AIM OF THE EXERCISE:
Repeat the data word for word. Do not include the pictures.

DATASET RECORDS:
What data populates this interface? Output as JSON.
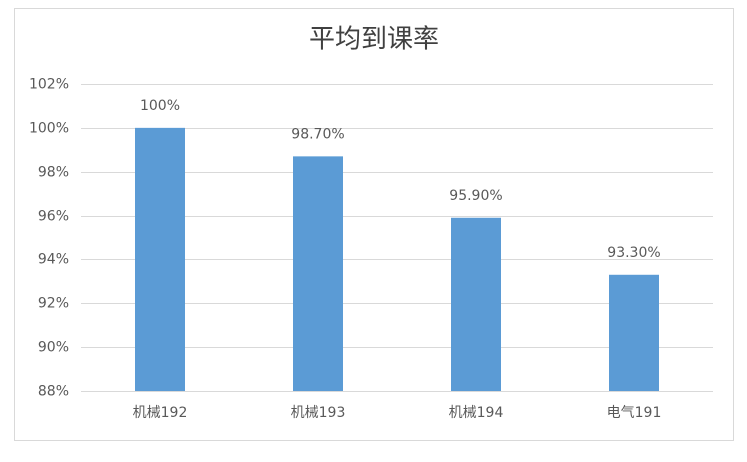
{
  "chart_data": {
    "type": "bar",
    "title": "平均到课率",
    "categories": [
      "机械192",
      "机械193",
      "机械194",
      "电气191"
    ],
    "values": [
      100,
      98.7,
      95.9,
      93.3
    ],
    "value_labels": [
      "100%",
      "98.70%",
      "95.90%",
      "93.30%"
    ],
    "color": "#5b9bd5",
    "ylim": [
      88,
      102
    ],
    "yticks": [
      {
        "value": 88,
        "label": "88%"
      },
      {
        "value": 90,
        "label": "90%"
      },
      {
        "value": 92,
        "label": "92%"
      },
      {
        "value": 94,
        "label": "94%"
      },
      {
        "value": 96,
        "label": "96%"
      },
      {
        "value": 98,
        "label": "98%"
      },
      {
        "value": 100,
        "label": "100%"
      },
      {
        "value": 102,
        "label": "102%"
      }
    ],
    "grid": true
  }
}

RESULT OF THIS TASK:
What data populates this interface? Output as JSON.
{
  "chart_data": {
    "type": "bar",
    "title": "平均到课率",
    "categories": [
      "机械192",
      "机械193",
      "机械194",
      "电气191"
    ],
    "values": [
      100,
      98.7,
      95.9,
      93.3
    ],
    "value_labels": [
      "100%",
      "98.70%",
      "95.90%",
      "93.30%"
    ],
    "color": "#5b9bd5",
    "ylim": [
      88,
      102
    ],
    "yticks": [
      {
        "value": 88,
        "label": "88%"
      },
      {
        "value": 90,
        "label": "90%"
      },
      {
        "value": 92,
        "label": "92%"
      },
      {
        "value": 94,
        "label": "94%"
      },
      {
        "value": 96,
        "label": "96%"
      },
      {
        "value": 98,
        "label": "98%"
      },
      {
        "value": 100,
        "label": "100%"
      },
      {
        "value": 102,
        "label": "102%"
      }
    ],
    "grid": true
  }
}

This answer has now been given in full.